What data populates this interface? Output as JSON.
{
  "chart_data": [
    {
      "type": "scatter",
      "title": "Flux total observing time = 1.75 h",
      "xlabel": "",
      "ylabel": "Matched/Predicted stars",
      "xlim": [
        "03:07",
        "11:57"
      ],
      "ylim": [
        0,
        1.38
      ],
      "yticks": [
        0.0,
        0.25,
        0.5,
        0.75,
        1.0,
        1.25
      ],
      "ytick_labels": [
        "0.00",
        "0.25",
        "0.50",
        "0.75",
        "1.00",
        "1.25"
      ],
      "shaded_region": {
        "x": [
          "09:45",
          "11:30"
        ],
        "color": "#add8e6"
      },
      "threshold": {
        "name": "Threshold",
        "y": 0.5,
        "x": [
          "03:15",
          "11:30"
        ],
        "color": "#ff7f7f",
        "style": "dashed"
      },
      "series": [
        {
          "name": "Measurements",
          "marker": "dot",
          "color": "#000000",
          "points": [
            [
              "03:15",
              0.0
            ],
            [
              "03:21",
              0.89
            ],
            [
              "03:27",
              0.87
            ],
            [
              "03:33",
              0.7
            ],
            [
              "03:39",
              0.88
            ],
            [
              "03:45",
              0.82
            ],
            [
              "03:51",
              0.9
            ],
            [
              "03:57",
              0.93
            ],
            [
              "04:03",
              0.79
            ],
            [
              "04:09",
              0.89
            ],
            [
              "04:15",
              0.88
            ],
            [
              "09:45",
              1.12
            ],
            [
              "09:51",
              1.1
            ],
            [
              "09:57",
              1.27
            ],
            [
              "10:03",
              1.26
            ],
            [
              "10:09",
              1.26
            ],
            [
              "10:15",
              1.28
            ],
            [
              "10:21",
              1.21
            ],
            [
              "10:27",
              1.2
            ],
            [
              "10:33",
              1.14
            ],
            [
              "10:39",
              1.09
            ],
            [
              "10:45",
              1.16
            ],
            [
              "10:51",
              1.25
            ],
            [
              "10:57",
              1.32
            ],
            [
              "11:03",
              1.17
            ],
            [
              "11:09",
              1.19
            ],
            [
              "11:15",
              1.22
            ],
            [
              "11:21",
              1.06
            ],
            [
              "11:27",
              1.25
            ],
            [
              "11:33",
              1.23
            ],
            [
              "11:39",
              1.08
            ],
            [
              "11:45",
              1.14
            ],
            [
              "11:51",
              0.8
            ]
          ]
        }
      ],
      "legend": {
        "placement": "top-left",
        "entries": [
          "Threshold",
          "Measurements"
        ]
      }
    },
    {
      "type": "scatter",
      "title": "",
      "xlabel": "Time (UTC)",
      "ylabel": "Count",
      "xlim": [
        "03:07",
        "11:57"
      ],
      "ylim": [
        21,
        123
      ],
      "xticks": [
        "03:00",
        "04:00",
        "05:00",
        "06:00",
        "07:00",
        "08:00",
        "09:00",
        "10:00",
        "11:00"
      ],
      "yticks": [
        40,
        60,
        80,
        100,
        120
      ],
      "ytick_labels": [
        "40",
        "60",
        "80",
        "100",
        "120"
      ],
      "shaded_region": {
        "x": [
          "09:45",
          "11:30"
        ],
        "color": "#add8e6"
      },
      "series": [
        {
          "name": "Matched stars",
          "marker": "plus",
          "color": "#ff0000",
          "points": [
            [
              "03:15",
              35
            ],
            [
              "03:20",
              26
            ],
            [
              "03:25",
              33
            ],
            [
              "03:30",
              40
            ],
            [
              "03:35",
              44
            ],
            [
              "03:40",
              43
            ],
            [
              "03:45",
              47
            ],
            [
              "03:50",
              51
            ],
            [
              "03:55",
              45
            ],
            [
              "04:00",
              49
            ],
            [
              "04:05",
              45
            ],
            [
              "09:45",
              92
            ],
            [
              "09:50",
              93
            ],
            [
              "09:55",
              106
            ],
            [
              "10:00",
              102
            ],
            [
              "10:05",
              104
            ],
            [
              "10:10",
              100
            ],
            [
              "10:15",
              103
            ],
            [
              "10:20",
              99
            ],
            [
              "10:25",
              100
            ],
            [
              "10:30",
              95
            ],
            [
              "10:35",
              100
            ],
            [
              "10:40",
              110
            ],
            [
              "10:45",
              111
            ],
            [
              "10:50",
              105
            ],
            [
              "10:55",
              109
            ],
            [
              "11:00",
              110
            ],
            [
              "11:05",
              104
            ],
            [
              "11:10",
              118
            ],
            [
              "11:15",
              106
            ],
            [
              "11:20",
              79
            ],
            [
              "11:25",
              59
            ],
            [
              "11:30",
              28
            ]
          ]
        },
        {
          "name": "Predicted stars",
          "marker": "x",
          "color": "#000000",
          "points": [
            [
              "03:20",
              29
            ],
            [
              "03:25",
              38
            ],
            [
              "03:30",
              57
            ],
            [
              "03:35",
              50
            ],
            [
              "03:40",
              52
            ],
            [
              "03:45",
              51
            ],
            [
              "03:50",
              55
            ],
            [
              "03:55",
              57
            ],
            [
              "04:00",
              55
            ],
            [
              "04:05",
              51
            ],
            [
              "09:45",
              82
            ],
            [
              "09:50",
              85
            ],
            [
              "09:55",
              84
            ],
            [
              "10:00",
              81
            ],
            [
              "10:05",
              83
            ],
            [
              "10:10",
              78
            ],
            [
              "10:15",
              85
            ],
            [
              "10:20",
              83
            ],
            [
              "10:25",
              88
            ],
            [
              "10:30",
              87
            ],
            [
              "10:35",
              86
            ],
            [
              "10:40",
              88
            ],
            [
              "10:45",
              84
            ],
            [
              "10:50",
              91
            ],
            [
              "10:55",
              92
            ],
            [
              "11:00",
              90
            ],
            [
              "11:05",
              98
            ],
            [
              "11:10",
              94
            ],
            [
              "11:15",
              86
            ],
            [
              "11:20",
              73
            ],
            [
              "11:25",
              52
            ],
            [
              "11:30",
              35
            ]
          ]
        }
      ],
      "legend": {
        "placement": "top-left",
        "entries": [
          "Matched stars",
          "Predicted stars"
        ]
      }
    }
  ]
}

========================================================================

Exercise prompt -
Transcribe all entries exactly as they are given.

Full solution -
What data populates this interface? Output as JSON.
{
  "chart_data": [
    {
      "type": "scatter",
      "title": "Flux total observing time = 1.75 h",
      "xlabel": "",
      "ylabel": "Matched/Predicted stars",
      "xlim": [
        "03:07",
        "11:57"
      ],
      "ylim": [
        0,
        1.38
      ],
      "yticks": [
        0.0,
        0.25,
        0.5,
        0.75,
        1.0,
        1.25
      ],
      "ytick_labels": [
        "0.00",
        "0.25",
        "0.50",
        "0.75",
        "1.00",
        "1.25"
      ],
      "shaded_region": {
        "x": [
          "09:45",
          "11:30"
        ],
        "color": "#add8e6"
      },
      "threshold": {
        "name": "Threshold",
        "y": 0.5,
        "x": [
          "03:15",
          "11:30"
        ],
        "color": "#ff7f7f",
        "style": "dashed"
      },
      "series": [
        {
          "name": "Measurements",
          "marker": "dot",
          "color": "#000000",
          "points": [
            [
              "03:15",
              0.0
            ],
            [
              "03:21",
              0.89
            ],
            [
              "03:27",
              0.87
            ],
            [
              "03:33",
              0.7
            ],
            [
              "03:39",
              0.88
            ],
            [
              "03:45",
              0.82
            ],
            [
              "03:51",
              0.9
            ],
            [
              "03:57",
              0.93
            ],
            [
              "04:03",
              0.79
            ],
            [
              "04:09",
              0.89
            ],
            [
              "04:15",
              0.88
            ],
            [
              "09:45",
              1.12
            ],
            [
              "09:51",
              1.1
            ],
            [
              "09:57",
              1.27
            ],
            [
              "10:03",
              1.26
            ],
            [
              "10:09",
              1.26
            ],
            [
              "10:15",
              1.28
            ],
            [
              "10:21",
              1.21
            ],
            [
              "10:27",
              1.2
            ],
            [
              "10:33",
              1.14
            ],
            [
              "10:39",
              1.09
            ],
            [
              "10:45",
              1.16
            ],
            [
              "10:51",
              1.25
            ],
            [
              "10:57",
              1.32
            ],
            [
              "11:03",
              1.17
            ],
            [
              "11:09",
              1.19
            ],
            [
              "11:15",
              1.22
            ],
            [
              "11:21",
              1.06
            ],
            [
              "11:27",
              1.25
            ],
            [
              "11:33",
              1.23
            ],
            [
              "11:39",
              1.08
            ],
            [
              "11:45",
              1.14
            ],
            [
              "11:51",
              0.8
            ]
          ]
        }
      ],
      "legend": {
        "placement": "top-left",
        "entries": [
          "Threshold",
          "Measurements"
        ]
      }
    },
    {
      "type": "scatter",
      "title": "",
      "xlabel": "Time (UTC)",
      "ylabel": "Count",
      "xlim": [
        "03:07",
        "11:57"
      ],
      "ylim": [
        21,
        123
      ],
      "xticks": [
        "03:00",
        "04:00",
        "05:00",
        "06:00",
        "07:00",
        "08:00",
        "09:00",
        "10:00",
        "11:00"
      ],
      "yticks": [
        40,
        60,
        80,
        100,
        120
      ],
      "ytick_labels": [
        "40",
        "60",
        "80",
        "100",
        "120"
      ],
      "shaded_region": {
        "x": [
          "09:45",
          "11:30"
        ],
        "color": "#add8e6"
      },
      "series": [
        {
          "name": "Matched stars",
          "marker": "plus",
          "color": "#ff0000",
          "points": [
            [
              "03:15",
              35
            ],
            [
              "03:20",
              26
            ],
            [
              "03:25",
              33
            ],
            [
              "03:30",
              40
            ],
            [
              "03:35",
              44
            ],
            [
              "03:40",
              43
            ],
            [
              "03:45",
              47
            ],
            [
              "03:50",
              51
            ],
            [
              "03:55",
              45
            ],
            [
              "04:00",
              49
            ],
            [
              "04:05",
              45
            ],
            [
              "09:45",
              92
            ],
            [
              "09:50",
              93
            ],
            [
              "09:55",
              106
            ],
            [
              "10:00",
              102
            ],
            [
              "10:05",
              104
            ],
            [
              "10:10",
              100
            ],
            [
              "10:15",
              103
            ],
            [
              "10:20",
              99
            ],
            [
              "10:25",
              100
            ],
            [
              "10:30",
              95
            ],
            [
              "10:35",
              100
            ],
            [
              "10:40",
              110
            ],
            [
              "10:45",
              111
            ],
            [
              "10:50",
              105
            ],
            [
              "10:55",
              109
            ],
            [
              "11:00",
              110
            ],
            [
              "11:05",
              104
            ],
            [
              "11:10",
              118
            ],
            [
              "11:15",
              106
            ],
            [
              "11:20",
              79
            ],
            [
              "11:25",
              59
            ],
            [
              "11:30",
              28
            ]
          ]
        },
        {
          "name": "Predicted stars",
          "marker": "x",
          "color": "#000000",
          "points": [
            [
              "03:20",
              29
            ],
            [
              "03:25",
              38
            ],
            [
              "03:30",
              57
            ],
            [
              "03:35",
              50
            ],
            [
              "03:40",
              52
            ],
            [
              "03:45",
              51
            ],
            [
              "03:50",
              55
            ],
            [
              "03:55",
              57
            ],
            [
              "04:00",
              55
            ],
            [
              "04:05",
              51
            ],
            [
              "09:45",
              82
            ],
            [
              "09:50",
              85
            ],
            [
              "09:55",
              84
            ],
            [
              "10:00",
              81
            ],
            [
              "10:05",
              83
            ],
            [
              "10:10",
              78
            ],
            [
              "10:15",
              85
            ],
            [
              "10:20",
              83
            ],
            [
              "10:25",
              88
            ],
            [
              "10:30",
              87
            ],
            [
              "10:35",
              86
            ],
            [
              "10:40",
              88
            ],
            [
              "10:45",
              84
            ],
            [
              "10:50",
              91
            ],
            [
              "10:55",
              92
            ],
            [
              "11:00",
              90
            ],
            [
              "11:05",
              98
            ],
            [
              "11:10",
              94
            ],
            [
              "11:15",
              86
            ],
            [
              "11:20",
              73
            ],
            [
              "11:25",
              52
            ],
            [
              "11:30",
              35
            ]
          ]
        }
      ],
      "legend": {
        "placement": "top-left",
        "entries": [
          "Matched stars",
          "Predicted stars"
        ]
      }
    }
  ]
}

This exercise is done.